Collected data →
————————
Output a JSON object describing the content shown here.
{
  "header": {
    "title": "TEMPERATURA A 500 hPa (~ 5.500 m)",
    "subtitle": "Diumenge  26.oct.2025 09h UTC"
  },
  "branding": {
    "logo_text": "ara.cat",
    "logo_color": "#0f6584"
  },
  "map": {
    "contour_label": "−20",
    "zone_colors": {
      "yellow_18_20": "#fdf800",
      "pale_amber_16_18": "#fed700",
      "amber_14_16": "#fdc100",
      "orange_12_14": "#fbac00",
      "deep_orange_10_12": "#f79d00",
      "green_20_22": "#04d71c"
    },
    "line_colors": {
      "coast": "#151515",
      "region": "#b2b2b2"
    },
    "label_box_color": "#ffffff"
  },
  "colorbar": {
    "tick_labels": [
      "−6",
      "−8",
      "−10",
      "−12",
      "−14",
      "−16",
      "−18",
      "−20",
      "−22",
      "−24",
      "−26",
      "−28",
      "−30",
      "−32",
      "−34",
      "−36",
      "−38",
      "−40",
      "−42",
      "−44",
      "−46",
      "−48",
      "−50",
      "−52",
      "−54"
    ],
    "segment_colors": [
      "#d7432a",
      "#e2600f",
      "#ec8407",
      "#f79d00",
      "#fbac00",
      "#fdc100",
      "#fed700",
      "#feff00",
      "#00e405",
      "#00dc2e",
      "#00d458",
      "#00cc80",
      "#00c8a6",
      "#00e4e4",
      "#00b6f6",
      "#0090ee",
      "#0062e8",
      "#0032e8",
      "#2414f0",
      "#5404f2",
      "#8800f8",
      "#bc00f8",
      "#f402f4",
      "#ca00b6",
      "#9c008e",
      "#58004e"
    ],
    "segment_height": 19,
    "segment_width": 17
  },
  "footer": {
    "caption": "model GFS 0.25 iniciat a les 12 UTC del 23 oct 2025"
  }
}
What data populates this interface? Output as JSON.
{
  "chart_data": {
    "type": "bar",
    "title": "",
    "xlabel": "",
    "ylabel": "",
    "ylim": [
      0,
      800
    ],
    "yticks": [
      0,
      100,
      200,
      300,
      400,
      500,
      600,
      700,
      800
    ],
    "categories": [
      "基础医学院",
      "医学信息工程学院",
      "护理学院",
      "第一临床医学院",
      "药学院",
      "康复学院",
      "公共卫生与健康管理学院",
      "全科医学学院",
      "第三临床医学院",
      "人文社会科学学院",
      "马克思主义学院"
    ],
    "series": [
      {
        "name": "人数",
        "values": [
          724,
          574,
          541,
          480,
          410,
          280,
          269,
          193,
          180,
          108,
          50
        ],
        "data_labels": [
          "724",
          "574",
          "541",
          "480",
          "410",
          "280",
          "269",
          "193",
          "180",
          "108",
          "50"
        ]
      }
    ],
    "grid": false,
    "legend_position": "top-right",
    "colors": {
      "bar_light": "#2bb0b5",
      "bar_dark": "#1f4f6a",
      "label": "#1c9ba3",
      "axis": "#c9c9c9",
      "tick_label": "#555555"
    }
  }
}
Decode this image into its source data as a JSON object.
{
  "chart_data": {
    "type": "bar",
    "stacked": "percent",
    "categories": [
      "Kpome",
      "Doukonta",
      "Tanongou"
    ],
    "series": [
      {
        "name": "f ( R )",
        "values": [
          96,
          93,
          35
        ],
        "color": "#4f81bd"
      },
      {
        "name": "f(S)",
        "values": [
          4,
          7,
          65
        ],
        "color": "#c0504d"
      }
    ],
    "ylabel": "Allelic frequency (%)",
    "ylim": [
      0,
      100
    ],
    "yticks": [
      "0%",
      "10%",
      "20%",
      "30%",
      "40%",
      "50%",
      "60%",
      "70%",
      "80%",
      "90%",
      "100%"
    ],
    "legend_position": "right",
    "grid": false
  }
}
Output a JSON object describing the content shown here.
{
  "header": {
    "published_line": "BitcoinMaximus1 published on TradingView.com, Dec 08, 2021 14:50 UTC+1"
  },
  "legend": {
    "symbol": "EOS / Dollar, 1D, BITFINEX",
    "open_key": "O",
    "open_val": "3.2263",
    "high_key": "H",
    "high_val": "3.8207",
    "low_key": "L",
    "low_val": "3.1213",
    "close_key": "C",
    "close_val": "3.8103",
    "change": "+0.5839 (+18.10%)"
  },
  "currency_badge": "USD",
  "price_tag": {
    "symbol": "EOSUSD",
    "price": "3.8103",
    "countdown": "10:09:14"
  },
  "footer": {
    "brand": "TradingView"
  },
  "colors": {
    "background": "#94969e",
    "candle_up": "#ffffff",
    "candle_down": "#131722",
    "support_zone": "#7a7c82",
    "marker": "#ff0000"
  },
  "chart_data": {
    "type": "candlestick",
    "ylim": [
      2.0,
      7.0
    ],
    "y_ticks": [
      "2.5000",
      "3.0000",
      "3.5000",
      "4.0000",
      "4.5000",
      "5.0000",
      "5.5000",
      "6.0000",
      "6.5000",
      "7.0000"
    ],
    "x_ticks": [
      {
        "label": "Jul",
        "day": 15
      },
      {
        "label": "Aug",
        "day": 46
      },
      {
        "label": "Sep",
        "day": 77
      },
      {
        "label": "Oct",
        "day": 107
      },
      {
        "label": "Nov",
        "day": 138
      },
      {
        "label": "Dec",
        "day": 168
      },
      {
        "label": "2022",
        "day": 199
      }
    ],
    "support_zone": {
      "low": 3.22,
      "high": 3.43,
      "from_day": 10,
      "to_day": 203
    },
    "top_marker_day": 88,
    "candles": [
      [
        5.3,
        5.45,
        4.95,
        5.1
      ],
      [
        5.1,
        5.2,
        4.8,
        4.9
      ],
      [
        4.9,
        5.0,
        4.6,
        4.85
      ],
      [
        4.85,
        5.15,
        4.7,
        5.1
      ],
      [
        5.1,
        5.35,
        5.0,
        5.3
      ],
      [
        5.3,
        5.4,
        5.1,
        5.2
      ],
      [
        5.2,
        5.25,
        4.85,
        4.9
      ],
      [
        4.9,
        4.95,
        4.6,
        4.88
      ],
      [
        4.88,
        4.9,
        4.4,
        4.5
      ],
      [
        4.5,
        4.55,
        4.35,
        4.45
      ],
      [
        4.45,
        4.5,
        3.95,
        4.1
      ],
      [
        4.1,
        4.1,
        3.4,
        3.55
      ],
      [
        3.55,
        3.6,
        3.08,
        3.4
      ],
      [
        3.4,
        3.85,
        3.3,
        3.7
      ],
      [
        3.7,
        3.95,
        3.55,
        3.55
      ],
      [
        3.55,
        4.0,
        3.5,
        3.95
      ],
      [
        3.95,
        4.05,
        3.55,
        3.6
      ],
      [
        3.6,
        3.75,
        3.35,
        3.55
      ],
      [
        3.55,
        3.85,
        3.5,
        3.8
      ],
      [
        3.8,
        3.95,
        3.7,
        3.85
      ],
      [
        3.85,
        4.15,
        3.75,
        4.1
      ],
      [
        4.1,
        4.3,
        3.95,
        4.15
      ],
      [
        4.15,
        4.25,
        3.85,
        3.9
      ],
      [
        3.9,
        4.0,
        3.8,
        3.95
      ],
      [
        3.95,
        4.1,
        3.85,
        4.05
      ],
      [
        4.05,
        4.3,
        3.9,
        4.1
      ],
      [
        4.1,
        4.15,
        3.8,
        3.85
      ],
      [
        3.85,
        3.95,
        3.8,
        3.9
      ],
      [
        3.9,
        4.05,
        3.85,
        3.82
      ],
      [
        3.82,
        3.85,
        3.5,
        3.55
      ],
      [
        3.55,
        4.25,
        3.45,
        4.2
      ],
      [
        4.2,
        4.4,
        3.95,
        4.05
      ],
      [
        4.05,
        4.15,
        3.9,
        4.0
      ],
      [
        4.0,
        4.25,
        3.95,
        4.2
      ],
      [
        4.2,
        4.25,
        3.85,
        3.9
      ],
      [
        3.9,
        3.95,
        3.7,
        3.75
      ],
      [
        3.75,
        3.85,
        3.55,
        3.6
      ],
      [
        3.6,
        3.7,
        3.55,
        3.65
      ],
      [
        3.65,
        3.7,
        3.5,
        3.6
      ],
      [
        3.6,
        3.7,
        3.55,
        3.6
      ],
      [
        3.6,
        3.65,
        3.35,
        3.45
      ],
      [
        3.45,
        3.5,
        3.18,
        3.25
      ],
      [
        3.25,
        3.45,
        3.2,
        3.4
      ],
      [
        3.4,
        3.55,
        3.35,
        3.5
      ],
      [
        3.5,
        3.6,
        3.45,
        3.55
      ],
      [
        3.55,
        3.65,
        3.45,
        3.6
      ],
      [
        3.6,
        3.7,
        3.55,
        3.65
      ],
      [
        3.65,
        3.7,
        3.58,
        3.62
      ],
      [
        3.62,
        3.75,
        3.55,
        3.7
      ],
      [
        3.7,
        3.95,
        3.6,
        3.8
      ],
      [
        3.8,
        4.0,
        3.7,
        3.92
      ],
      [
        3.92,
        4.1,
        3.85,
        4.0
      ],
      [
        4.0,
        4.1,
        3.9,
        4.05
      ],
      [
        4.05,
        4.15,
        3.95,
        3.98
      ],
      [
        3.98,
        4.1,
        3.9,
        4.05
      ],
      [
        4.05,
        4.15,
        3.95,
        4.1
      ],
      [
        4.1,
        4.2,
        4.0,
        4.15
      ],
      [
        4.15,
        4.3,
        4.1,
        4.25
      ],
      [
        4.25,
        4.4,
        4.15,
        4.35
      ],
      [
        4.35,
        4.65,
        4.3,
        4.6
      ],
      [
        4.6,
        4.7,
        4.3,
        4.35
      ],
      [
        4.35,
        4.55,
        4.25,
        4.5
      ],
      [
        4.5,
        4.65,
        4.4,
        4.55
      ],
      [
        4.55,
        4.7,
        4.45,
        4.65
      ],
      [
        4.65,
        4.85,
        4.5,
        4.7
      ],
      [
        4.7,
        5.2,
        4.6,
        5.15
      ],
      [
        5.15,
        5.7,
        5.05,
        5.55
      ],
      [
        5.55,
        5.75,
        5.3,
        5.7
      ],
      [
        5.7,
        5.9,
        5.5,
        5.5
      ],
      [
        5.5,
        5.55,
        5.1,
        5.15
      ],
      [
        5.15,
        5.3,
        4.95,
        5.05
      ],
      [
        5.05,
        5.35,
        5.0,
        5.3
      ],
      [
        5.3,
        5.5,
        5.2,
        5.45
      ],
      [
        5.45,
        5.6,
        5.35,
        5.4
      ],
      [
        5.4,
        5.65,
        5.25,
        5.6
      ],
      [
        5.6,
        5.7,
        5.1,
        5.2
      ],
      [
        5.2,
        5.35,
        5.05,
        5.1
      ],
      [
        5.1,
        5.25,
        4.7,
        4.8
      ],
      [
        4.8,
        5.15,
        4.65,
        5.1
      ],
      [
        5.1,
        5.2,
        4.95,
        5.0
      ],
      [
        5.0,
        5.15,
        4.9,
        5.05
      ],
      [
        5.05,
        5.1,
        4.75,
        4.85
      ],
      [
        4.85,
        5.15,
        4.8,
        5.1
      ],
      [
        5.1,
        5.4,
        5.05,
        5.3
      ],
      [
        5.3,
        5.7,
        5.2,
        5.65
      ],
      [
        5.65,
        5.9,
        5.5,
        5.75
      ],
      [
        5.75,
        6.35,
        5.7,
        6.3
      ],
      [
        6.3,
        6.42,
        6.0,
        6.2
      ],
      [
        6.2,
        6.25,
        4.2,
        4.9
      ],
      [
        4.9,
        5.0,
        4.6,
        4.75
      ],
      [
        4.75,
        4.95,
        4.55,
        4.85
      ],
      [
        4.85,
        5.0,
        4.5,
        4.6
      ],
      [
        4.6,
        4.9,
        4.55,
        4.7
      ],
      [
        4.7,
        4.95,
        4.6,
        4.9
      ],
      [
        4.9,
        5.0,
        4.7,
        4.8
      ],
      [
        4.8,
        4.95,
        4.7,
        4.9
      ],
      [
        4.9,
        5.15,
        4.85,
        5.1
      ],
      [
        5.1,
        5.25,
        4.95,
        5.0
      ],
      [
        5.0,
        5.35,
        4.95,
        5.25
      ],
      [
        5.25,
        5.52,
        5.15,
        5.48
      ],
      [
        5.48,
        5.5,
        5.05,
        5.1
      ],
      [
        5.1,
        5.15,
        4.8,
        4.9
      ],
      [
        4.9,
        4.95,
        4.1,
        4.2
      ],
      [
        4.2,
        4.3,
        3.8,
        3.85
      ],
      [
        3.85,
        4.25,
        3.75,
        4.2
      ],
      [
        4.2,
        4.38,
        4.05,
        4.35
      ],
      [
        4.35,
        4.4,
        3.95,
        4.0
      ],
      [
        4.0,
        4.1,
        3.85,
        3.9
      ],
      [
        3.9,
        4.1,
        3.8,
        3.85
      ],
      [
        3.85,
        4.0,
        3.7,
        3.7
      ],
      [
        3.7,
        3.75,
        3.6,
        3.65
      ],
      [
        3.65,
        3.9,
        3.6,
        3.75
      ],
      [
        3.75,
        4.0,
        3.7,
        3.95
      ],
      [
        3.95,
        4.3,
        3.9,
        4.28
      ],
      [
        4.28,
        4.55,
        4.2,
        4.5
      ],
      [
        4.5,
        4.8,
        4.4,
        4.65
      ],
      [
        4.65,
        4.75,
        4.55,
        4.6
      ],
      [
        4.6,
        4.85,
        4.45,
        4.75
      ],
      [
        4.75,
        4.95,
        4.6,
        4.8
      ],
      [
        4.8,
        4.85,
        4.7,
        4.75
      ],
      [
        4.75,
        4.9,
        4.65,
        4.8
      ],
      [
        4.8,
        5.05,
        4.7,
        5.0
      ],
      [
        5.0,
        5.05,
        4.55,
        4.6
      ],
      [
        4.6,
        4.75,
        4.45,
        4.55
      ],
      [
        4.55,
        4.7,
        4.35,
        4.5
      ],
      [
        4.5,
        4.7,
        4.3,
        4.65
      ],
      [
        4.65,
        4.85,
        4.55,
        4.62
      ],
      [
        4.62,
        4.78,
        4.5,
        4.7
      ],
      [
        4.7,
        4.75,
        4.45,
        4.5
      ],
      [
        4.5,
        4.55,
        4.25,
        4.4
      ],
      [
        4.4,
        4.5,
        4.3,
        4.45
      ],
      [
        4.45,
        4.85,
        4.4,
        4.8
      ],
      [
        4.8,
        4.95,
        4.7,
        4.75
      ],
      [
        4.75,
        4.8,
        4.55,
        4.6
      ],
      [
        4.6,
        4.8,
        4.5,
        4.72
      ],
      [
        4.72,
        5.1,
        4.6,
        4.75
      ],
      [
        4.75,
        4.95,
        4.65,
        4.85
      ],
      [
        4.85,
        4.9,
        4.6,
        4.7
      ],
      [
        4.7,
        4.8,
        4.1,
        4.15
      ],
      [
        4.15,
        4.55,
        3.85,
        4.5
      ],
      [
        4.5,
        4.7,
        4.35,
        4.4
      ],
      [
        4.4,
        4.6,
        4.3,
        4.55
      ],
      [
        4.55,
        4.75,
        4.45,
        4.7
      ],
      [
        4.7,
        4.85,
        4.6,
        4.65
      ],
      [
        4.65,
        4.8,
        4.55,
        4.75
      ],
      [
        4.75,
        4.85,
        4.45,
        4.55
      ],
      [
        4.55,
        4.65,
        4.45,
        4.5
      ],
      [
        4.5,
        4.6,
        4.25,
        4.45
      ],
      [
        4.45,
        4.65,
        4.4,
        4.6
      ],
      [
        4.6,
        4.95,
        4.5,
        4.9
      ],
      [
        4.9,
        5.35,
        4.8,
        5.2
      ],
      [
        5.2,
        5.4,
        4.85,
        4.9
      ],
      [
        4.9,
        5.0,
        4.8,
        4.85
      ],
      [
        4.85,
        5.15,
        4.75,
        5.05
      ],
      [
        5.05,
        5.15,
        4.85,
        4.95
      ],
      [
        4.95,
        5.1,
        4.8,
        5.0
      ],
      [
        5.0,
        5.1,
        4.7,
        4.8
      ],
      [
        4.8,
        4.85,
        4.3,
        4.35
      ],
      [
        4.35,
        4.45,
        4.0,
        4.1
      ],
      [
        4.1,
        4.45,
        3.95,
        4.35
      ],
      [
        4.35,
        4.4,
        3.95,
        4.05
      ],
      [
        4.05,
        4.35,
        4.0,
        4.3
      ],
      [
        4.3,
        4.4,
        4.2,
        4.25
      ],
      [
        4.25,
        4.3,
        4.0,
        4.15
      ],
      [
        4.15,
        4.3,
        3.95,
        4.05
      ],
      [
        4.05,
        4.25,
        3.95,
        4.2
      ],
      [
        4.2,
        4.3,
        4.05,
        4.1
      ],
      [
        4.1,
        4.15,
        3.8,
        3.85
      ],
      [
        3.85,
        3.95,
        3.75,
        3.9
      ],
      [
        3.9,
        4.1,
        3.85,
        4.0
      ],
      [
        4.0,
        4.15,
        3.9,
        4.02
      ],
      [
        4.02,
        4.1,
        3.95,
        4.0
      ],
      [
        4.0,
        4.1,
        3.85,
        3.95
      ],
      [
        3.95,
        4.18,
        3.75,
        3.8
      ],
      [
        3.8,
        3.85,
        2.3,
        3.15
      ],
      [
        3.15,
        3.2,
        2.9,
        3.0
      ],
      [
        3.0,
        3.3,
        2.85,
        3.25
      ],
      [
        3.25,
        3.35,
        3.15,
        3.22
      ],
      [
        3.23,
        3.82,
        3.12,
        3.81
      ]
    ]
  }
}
————————
Find the count of lines in the data above where the string "symbol" occurs. Provide that number alone.

2